-- start of DATA EXCERPTS --

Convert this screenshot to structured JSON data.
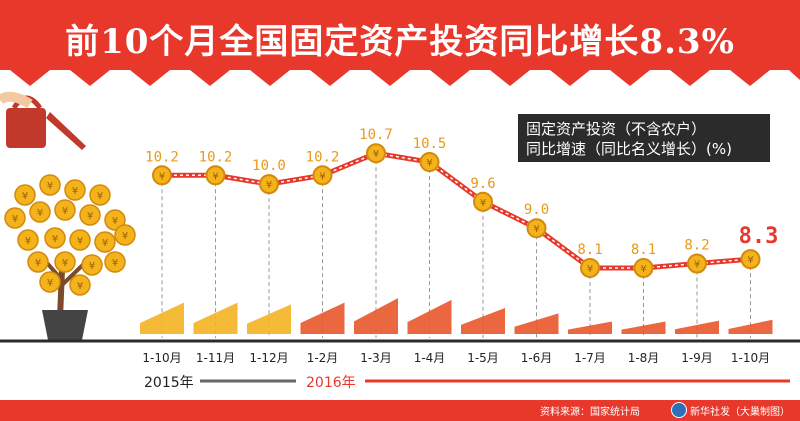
{
  "title": "前10个月全国固定资产投资同比增长8.3%",
  "legend": {
    "line1": "固定资产投资（不含农户）",
    "line2": "同比增速（同比名义增长）(%)"
  },
  "years": {
    "y2015": "2015年",
    "y2016": "2016年"
  },
  "footer": {
    "source": "资料来源：国家统计局",
    "credit": "新华社发（大巢制图）"
  },
  "colors": {
    "red": "#e8382b",
    "orange": "#f5a623",
    "line": "#e8382b",
    "dark": "#2b2b2b"
  },
  "chart_data": {
    "type": "line",
    "categories": [
      "1-10月",
      "1-11月",
      "1-12月",
      "1-2月",
      "1-3月",
      "1-4月",
      "1-5月",
      "1-6月",
      "1-7月",
      "1-8月",
      "1-9月",
      "1-10月"
    ],
    "values": [
      10.2,
      10.2,
      10.0,
      10.2,
      10.7,
      10.5,
      9.6,
      9.0,
      8.1,
      8.1,
      8.2,
      8.3
    ],
    "labels": [
      "10.2",
      "10.2",
      "10.0",
      "10.2",
      "10.7",
      "10.5",
      "9.6",
      "9.0",
      "8.1",
      "8.1",
      "8.2",
      "8.3"
    ],
    "ylim": [
      7.6,
      11.0
    ],
    "grid": false
  }
}
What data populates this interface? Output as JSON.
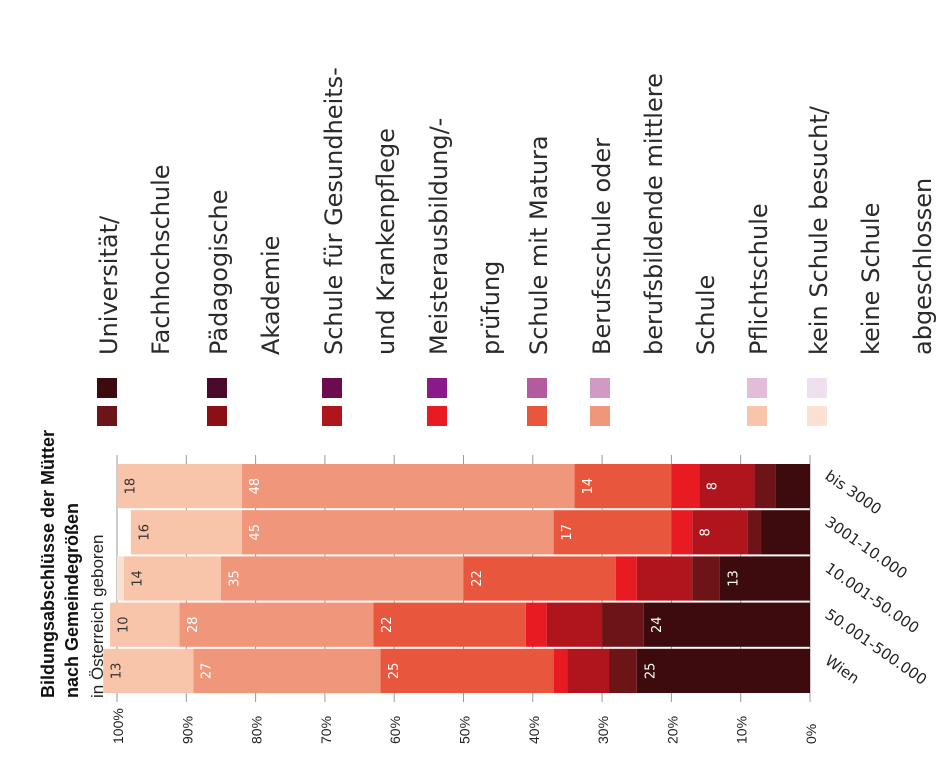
{
  "chart_data": {
    "type": "bar",
    "stacked": true,
    "orientation": "horizontal",
    "rotated_page": true,
    "title": "Bildungsabschlüsse der Mütter",
    "title_line2": "nach Gemeindegrößen",
    "subtitle": "in Österreich geboren",
    "categories": [
      "bis 3000",
      "3001-10.000",
      "10.001-50.000",
      "50.001-500.000",
      "Wien"
    ],
    "value_ticks": [
      "100%",
      "90%",
      "80%",
      "70%",
      "60%",
      "50%",
      "40%",
      "30%",
      "20%",
      "10%",
      "0%"
    ],
    "xlim": [
      0,
      100
    ],
    "legend_placement": "top",
    "series": [
      {
        "name": "Universität/ Fachhochschule",
        "legend_lines": [
          "Universität/",
          "Fachhochschule"
        ],
        "color": "#3d0a0e",
        "values": [
          5,
          7,
          13,
          24,
          25
        ],
        "labels": [
          "",
          "",
          "13",
          "24",
          "25"
        ]
      },
      {
        "name": "Pädagogische Akademie",
        "legend_lines": [
          "Pädagogische",
          "Akademie"
        ],
        "color": "#6d1418",
        "values": [
          3,
          2,
          4,
          6,
          4
        ],
        "labels": [
          "",
          "",
          "",
          "",
          ""
        ]
      },
      {
        "name": "Schule für Gesundheits- und Krankenpflege",
        "legend_lines": [
          "Schule für Gesundheits-",
          "und Krankenpflege"
        ],
        "color": "#b0141c",
        "values": [
          8,
          8,
          8,
          8,
          6
        ],
        "labels": [
          "8",
          "8",
          "",
          "",
          ""
        ]
      },
      {
        "name": "Meisterausbildung/-prüfung",
        "legend_lines": [
          "Meisterausbildung/-",
          "prüfung"
        ],
        "color": "#e81a22",
        "values": [
          4,
          3,
          3,
          3,
          2
        ],
        "labels": [
          "",
          "",
          "",
          "",
          ""
        ]
      },
      {
        "name": "Schule mit Matura",
        "legend_lines": [
          "Schule mit Matura"
        ],
        "color": "#e8563e",
        "values": [
          14,
          17,
          22,
          22,
          25
        ],
        "labels": [
          "14",
          "17",
          "22",
          "22",
          "25"
        ]
      },
      {
        "name": "Berufsschule oder berufsbildende mittlere Schule",
        "legend_lines": [
          "Berufsschule oder",
          "berufsbildende mittlere",
          "Schule"
        ],
        "color": "#f0967b",
        "values": [
          48,
          45,
          35,
          28,
          27
        ],
        "labels": [
          "48",
          "45",
          "35",
          "28",
          "27"
        ]
      },
      {
        "name": "Pflichtschule",
        "legend_lines": [
          "Pflichtschule"
        ],
        "color": "#f8c4aa",
        "values": [
          18,
          16,
          14,
          10,
          13
        ],
        "labels": [
          "18",
          "16",
          "14",
          "10",
          "13"
        ]
      },
      {
        "name": "kein Schule besucht/ keine Schule abgeschlossen",
        "legend_lines": [
          "kein Schule besucht/",
          "keine Schule",
          "abgeschlossen"
        ],
        "color": "#fbe0d4",
        "values": [
          0,
          0,
          1,
          0,
          0
        ],
        "labels": [
          "",
          "",
          "",
          "",
          ""
        ]
      }
    ],
    "legend_swatch_pairs": [
      [
        "#3d0a0e",
        "#6d1418"
      ],
      [
        "#4a0a2a",
        "#8a1016"
      ],
      [
        "#6a0c4e",
        "#b0141c"
      ],
      [
        "#8a1a8a",
        "#e81a22"
      ],
      [
        "#b45a9e",
        "#e8563e"
      ],
      [
        "#d29ac2",
        "#f0967b"
      ],
      [
        "#e2bcd8",
        "#f8c4aa"
      ],
      [
        "#eee0ee",
        "#fbe0d4"
      ]
    ]
  }
}
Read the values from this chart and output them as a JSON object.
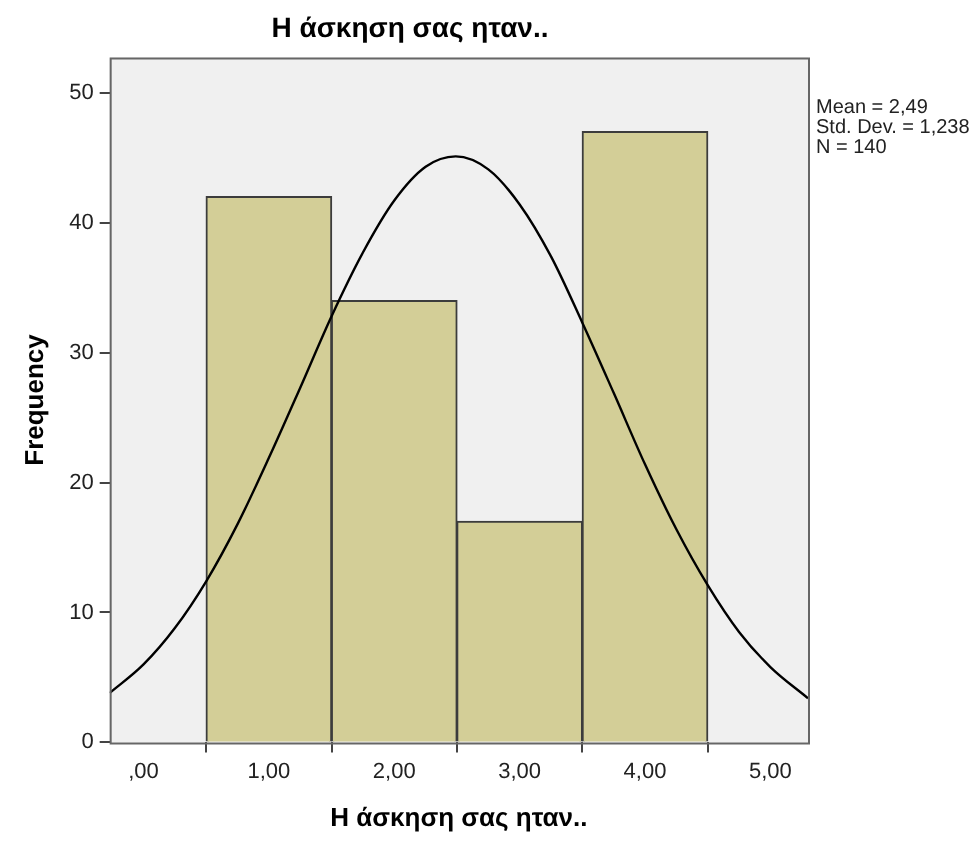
{
  "chart_data": {
    "type": "histogram",
    "title": "Η άσκηση σας ηταν..",
    "xlabel": "Η άσκηση σας ηταν..",
    "ylabel": "Frequency",
    "bins": [
      0.5,
      1.5,
      2.5,
      3.5,
      4.5
    ],
    "values": [
      42,
      34,
      17,
      47
    ],
    "color": "#d3ce97",
    "series": [
      {
        "type": "line",
        "color": "#000000",
        "x": [
          -0.27,
          0,
          0.25,
          0.5,
          0.75,
          1,
          1.25,
          1.5,
          1.75,
          2,
          2.25,
          2.49,
          2.75,
          3,
          3.25,
          3.5,
          3.75,
          4,
          4.25,
          4.5,
          4.75,
          5,
          5.3
        ],
        "values": [
          3.8,
          6.0,
          8.8,
          12.4,
          16.8,
          21.9,
          27.3,
          32.8,
          37.7,
          41.7,
          44.3,
          45.1,
          44.1,
          41.4,
          37.4,
          32.3,
          26.9,
          21.4,
          16.4,
          12.1,
          8.5,
          5.8,
          3.4
        ]
      }
    ],
    "marker": "none",
    "xlim": [
      -0.27,
      5.3
    ],
    "xticks": [
      {
        "value": 0,
        "label": ",00"
      },
      {
        "value": 1,
        "label": "1,00"
      },
      {
        "value": 2,
        "label": "2,00"
      },
      {
        "value": 3,
        "label": "3,00"
      },
      {
        "value": 4,
        "label": "4,00"
      },
      {
        "value": 5,
        "label": "5,00"
      }
    ],
    "ylim": [
      0,
      52.7
    ],
    "yticks": [
      0,
      10,
      20,
      30,
      40,
      50
    ],
    "annotations": [
      "Mean = 2,49",
      "Std. Dev. = 1,238",
      "N = 140"
    ]
  }
}
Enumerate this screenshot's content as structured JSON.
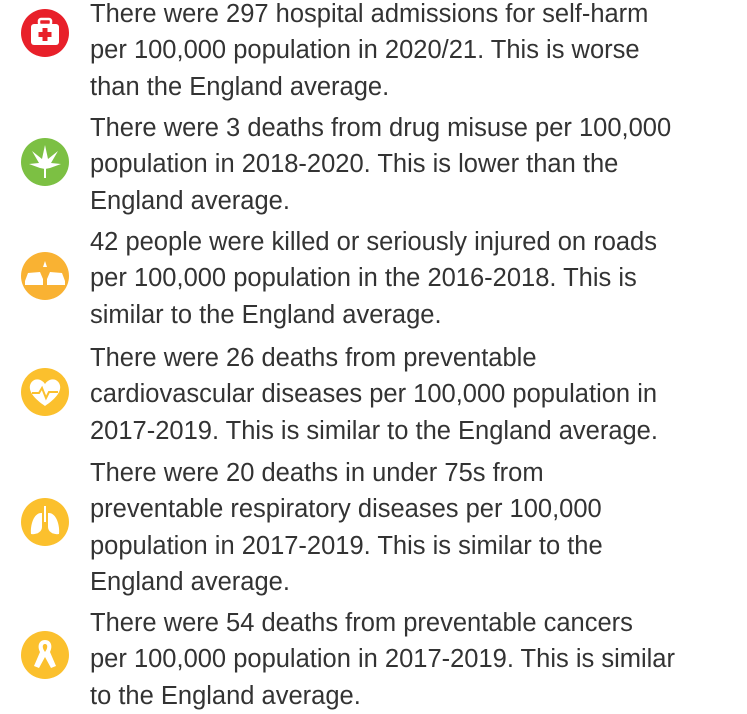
{
  "items": [
    {
      "lines": [
        "There were 297 hospital admissions for self-harm",
        "per 100,000 population in 2020/21. This is worse",
        "than the England average."
      ]
    },
    {
      "lines": [
        "There were 3 deaths from drug misuse per 100,000",
        "population in 2018-2020. This is lower than the",
        "England average."
      ]
    },
    {
      "lines": [
        "42 people were killed or seriously injured on roads",
        "per 100,000 population in the 2016-2018. This is",
        "similar to the England average."
      ]
    },
    {
      "lines": [
        "There were 26 deaths from preventable",
        "cardiovascular diseases per 100,000 population in",
        "2017-2019. This is similar to the England average."
      ]
    },
    {
      "lines": [
        "There were 20 deaths in under 75s from",
        "preventable respiratory diseases per 100,000",
        "population in 2017-2019. This is similar to the",
        "England average."
      ]
    },
    {
      "lines": [
        "There were 54 deaths from preventable cancers",
        "per 100,000 population in 2017-2019. This is similar",
        "to the England average."
      ]
    }
  ]
}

-- end of DATA EXCERPTS --

Output all of the data exactly as it stands, minus any images.

Convert this screenshot to structured JSON data.
{
  "title": "前10个月全国固定资产投资同比增长8.3%",
  "legend": {
    "line1": "固定资产投资（不含农户）",
    "line2": "同比增速（同比名义增长）(%)"
  },
  "years": {
    "y2015": "2015年",
    "y2016": "2016年"
  },
  "footer": {
    "source": "资料来源：国家统计局",
    "credit": "新华社发（大巢制图）"
  },
  "colors": {
    "red": "#e8382b",
    "orange": "#f5a623",
    "line": "#e8382b",
    "dark": "#2b2b2b"
  },
  "chart_data": {
    "type": "line",
    "categories": [
      "1-10月",
      "1-11月",
      "1-12月",
      "1-2月",
      "1-3月",
      "1-4月",
      "1-5月",
      "1-6月",
      "1-7月",
      "1-8月",
      "1-9月",
      "1-10月"
    ],
    "values": [
      10.2,
      10.2,
      10.0,
      10.2,
      10.7,
      10.5,
      9.6,
      9.0,
      8.1,
      8.1,
      8.2,
      8.3
    ],
    "labels": [
      "10.2",
      "10.2",
      "10.0",
      "10.2",
      "10.7",
      "10.5",
      "9.6",
      "9.0",
      "8.1",
      "8.1",
      "8.2",
      "8.3"
    ],
    "ylim": [
      7.6,
      11.0
    ],
    "grid": false
  }
}
What data populates this interface? Output as JSON.
{
  "chart_data": {
    "type": "bar",
    "stacked": true,
    "orientation": "horizontal",
    "rotated_page": true,
    "title": "Bildungsabschlüsse der Mütter",
    "title_line2": "nach Gemeindegrößen",
    "subtitle": "in Österreich geboren",
    "categories": [
      "bis 3000",
      "3001-10.000",
      "10.001-50.000",
      "50.001-500.000",
      "Wien"
    ],
    "value_ticks": [
      "100%",
      "90%",
      "80%",
      "70%",
      "60%",
      "50%",
      "40%",
      "30%",
      "20%",
      "10%",
      "0%"
    ],
    "xlim": [
      0,
      100
    ],
    "legend_placement": "top",
    "series": [
      {
        "name": "Universität/ Fachhochschule",
        "legend_lines": [
          "Universität/",
          "Fachhochschule"
        ],
        "color": "#3d0a0e",
        "values": [
          5,
          7,
          13,
          24,
          25
        ],
        "labels": [
          "",
          "",
          "13",
          "24",
          "25"
        ]
      },
      {
        "name": "Pädagogische Akademie",
        "legend_lines": [
          "Pädagogische",
          "Akademie"
        ],
        "color": "#6d1418",
        "values": [
          3,
          2,
          4,
          6,
          4
        ],
        "labels": [
          "",
          "",
          "",
          "",
          ""
        ]
      },
      {
        "name": "Schule für Gesundheits- und Krankenpflege",
        "legend_lines": [
          "Schule für Gesundheits-",
          "und Krankenpflege"
        ],
        "color": "#b0141c",
        "values": [
          8,
          8,
          8,
          8,
          6
        ],
        "labels": [
          "8",
          "8",
          "",
          "",
          ""
        ]
      },
      {
        "name": "Meisterausbildung/-prüfung",
        "legend_lines": [
          "Meisterausbildung/-",
          "prüfung"
        ],
        "color": "#e81a22",
        "values": [
          4,
          3,
          3,
          3,
          2
        ],
        "labels": [
          "",
          "",
          "",
          "",
          ""
        ]
      },
      {
        "name": "Schule mit Matura",
        "legend_lines": [
          "Schule mit Matura"
        ],
        "color": "#e8563e",
        "values": [
          14,
          17,
          22,
          22,
          25
        ],
        "labels": [
          "14",
          "17",
          "22",
          "22",
          "25"
        ]
      },
      {
        "name": "Berufsschule oder berufsbildende mittlere Schule",
        "legend_lines": [
          "Berufsschule oder",
          "berufsbildende mittlere",
          "Schule"
        ],
        "color": "#f0967b",
        "values": [
          48,
          45,
          35,
          28,
          27
        ],
        "labels": [
          "48",
          "45",
          "35",
          "28",
          "27"
        ]
      },
      {
        "name": "Pflichtschule",
        "legend_lines": [
          "Pflichtschule"
        ],
        "color": "#f8c4aa",
        "values": [
          18,
          16,
          14,
          10,
          13
        ],
        "labels": [
          "18",
          "16",
          "14",
          "10",
          "13"
        ]
      },
      {
        "name": "kein Schule besucht/ keine Schule abgeschlossen",
        "legend_lines": [
          "kein Schule besucht/",
          "keine Schule",
          "abgeschlossen"
        ],
        "color": "#fbe0d4",
        "values": [
          0,
          0,
          1,
          0,
          0
        ],
        "labels": [
          "",
          "",
          "",
          "",
          ""
        ]
      }
    ],
    "legend_swatch_pairs": [
      [
        "#3d0a0e",
        "#6d1418"
      ],
      [
        "#4a0a2a",
        "#8a1016"
      ],
      [
        "#6a0c4e",
        "#b0141c"
      ],
      [
        "#8a1a8a",
        "#e81a22"
      ],
      [
        "#b45a9e",
        "#e8563e"
      ],
      [
        "#d29ac2",
        "#f0967b"
      ],
      [
        "#e2bcd8",
        "#f8c4aa"
      ],
      [
        "#eee0ee",
        "#fbe0d4"
      ]
    ]
  }
}
Read the values from this chart and output them as a JSON object.
{
  "chart_data": {
    "type": "histogram",
    "title": "Η άσκηση σας ηταν..",
    "xlabel": "Η άσκηση σας ηταν..",
    "ylabel": "Frequency",
    "bins": [
      0.5,
      1.5,
      2.5,
      3.5,
      4.5
    ],
    "values": [
      42,
      34,
      17,
      47
    ],
    "color": "#d3ce97",
    "series": [
      {
        "type": "line",
        "color": "#000000",
        "x": [
          -0.27,
          0,
          0.25,
          0.5,
          0.75,
          1,
          1.25,
          1.5,
          1.75,
          2,
          2.25,
          2.49,
          2.75,
          3,
          3.25,
          3.5,
          3.75,
          4,
          4.25,
          4.5,
          4.75,
          5,
          5.3
        ],
        "values": [
          3.8,
          6.0,
          8.8,
          12.4,
          16.8,
          21.9,
          27.3,
          32.8,
          37.7,
          41.7,
          44.3,
          45.1,
          44.1,
          41.4,
          37.4,
          32.3,
          26.9,
          21.4,
          16.4,
          12.1,
          8.5,
          5.8,
          3.4
        ]
      }
    ],
    "marker": "none",
    "xlim": [
      -0.27,
      5.3
    ],
    "xticks": [
      {
        "value": 0,
        "label": ",00"
      },
      {
        "value": 1,
        "label": "1,00"
      },
      {
        "value": 2,
        "label": "2,00"
      },
      {
        "value": 3,
        "label": "3,00"
      },
      {
        "value": 4,
        "label": "4,00"
      },
      {
        "value": 5,
        "label": "5,00"
      }
    ],
    "ylim": [
      0,
      52.7
    ],
    "yticks": [
      0,
      10,
      20,
      30,
      40,
      50
    ],
    "annotations": [
      "Mean = 2,49",
      "Std. Dev. = 1,238",
      "N = 140"
    ]
  }
}
Enumerate this screenshot's content as structured JSON.
{
  "items": [
    {
      "lines": [
        "There were 297 hospital admissions for self-harm",
        "per 100,000 population in 2020/21. This is worse",
        "than the England average."
      ]
    },
    {
      "lines": [
        "There were 3 deaths from drug misuse per 100,000",
        "population in 2018-2020. This is lower than the",
        "England average."
      ]
    },
    {
      "lines": [
        "42 people were killed or seriously injured on roads",
        "per 100,000 population in the 2016-2018. This is",
        "similar to the England average."
      ]
    },
    {
      "lines": [
        "There were 26 deaths from preventable",
        "cardiovascular diseases per 100,000 population in",
        "2017-2019. This is similar to the England average."
      ]
    },
    {
      "lines": [
        "There were 20 deaths in under 75s from",
        "preventable respiratory diseases per 100,000",
        "population in 2017-2019. This is similar to the",
        "England average."
      ]
    },
    {
      "lines": [
        "There were 54 deaths from preventable cancers",
        "per 100,000 population in 2017-2019. This is similar",
        "to the England average."
      ]
    }
  ]
}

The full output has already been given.